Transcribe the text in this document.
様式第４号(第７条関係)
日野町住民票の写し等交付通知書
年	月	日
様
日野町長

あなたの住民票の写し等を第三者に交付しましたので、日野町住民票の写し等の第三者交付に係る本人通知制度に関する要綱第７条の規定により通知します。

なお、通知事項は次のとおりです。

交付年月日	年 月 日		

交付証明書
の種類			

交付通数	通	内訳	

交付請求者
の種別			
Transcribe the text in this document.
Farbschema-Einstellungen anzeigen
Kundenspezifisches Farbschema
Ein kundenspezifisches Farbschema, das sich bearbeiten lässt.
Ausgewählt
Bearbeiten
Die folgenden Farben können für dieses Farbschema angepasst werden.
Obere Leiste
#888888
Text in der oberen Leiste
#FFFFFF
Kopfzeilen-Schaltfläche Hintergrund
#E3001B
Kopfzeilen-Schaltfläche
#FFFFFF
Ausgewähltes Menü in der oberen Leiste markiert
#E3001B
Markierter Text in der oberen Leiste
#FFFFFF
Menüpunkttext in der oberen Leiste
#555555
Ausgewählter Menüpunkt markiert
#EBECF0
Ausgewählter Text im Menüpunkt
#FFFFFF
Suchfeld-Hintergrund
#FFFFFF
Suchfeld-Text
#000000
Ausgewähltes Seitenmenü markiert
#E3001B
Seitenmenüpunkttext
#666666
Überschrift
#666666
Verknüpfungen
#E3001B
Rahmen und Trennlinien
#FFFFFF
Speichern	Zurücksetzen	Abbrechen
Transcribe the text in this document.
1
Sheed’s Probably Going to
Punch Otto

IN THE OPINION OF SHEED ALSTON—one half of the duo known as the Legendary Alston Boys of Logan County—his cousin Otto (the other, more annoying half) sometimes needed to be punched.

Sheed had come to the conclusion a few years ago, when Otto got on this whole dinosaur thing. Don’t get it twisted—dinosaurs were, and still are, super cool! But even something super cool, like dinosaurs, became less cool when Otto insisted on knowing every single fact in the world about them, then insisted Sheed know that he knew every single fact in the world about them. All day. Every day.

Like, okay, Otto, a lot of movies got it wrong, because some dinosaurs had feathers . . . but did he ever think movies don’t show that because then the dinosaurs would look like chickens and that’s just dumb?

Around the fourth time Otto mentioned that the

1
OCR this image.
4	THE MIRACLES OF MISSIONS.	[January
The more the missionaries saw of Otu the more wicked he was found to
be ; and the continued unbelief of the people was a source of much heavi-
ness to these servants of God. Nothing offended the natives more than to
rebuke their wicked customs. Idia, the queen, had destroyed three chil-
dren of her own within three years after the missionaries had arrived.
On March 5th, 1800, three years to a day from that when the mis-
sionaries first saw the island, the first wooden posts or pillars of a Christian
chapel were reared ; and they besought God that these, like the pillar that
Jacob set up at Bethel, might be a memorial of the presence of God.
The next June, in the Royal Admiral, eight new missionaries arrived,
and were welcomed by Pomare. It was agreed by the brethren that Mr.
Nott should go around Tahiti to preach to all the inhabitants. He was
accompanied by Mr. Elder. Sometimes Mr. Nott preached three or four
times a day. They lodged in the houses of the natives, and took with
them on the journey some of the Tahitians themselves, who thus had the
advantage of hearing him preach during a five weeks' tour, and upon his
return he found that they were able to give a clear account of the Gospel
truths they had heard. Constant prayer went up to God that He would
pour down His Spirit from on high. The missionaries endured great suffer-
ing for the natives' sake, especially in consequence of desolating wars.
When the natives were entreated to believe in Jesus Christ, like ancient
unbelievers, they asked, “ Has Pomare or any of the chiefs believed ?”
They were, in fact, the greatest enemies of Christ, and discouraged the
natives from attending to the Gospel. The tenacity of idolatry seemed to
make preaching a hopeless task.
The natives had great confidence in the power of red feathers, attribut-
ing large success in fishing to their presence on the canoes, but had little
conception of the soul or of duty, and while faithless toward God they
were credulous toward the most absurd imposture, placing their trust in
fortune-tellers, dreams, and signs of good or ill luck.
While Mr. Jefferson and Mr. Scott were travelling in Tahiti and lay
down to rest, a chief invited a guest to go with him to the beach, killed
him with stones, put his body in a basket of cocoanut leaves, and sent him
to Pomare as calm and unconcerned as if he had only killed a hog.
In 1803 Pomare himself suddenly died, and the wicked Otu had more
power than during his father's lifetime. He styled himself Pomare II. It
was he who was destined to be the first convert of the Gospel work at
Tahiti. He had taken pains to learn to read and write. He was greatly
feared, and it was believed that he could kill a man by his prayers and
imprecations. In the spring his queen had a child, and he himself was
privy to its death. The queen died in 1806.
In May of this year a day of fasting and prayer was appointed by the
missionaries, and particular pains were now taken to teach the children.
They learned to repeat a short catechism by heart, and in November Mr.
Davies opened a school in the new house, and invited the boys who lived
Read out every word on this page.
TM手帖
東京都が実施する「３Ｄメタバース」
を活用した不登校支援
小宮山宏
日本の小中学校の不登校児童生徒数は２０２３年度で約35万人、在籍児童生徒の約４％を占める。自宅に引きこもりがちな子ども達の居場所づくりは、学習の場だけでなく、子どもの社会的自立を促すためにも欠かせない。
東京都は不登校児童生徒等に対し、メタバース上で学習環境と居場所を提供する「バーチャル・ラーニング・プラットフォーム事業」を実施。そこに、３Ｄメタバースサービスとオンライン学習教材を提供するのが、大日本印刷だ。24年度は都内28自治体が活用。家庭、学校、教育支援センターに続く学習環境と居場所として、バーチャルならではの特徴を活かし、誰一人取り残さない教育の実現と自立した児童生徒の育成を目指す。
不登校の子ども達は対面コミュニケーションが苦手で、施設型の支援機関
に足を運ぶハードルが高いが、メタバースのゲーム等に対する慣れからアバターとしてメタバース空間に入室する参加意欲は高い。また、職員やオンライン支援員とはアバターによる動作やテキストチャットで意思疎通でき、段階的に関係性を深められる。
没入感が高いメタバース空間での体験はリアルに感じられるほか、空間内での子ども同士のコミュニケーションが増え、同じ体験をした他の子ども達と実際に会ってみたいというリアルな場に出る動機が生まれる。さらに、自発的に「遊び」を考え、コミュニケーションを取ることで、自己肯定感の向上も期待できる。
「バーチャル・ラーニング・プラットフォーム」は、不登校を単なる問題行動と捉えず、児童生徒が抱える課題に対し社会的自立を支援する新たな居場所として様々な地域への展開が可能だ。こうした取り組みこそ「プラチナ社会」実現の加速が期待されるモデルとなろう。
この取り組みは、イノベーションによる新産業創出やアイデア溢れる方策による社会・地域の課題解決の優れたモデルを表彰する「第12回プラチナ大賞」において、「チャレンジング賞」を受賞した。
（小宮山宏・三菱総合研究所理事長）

*-*-*

◆ Problem description: Read through the entries and copy each line in which "dinosaurs" appears.

◆ Output of the task:
Sheed had come to the conclusion a few years ago, when Otto got on this whole dinosaur thing. Don’t get it twisted—dinosaurs were, and still are, super cool! But even something super cool, like dinosaurs, became less cool when Otto insisted on knowing every single fact in the world about them, then insisted Sheed know that he knew every single fact in the world about them. All day. Every day.
Like, okay, Otto, a lot of movies got it wrong, because some dinosaurs had feathers . . . but did he ever think movies don’t show that because then the dinosaurs would look like chickens and that’s just dumb?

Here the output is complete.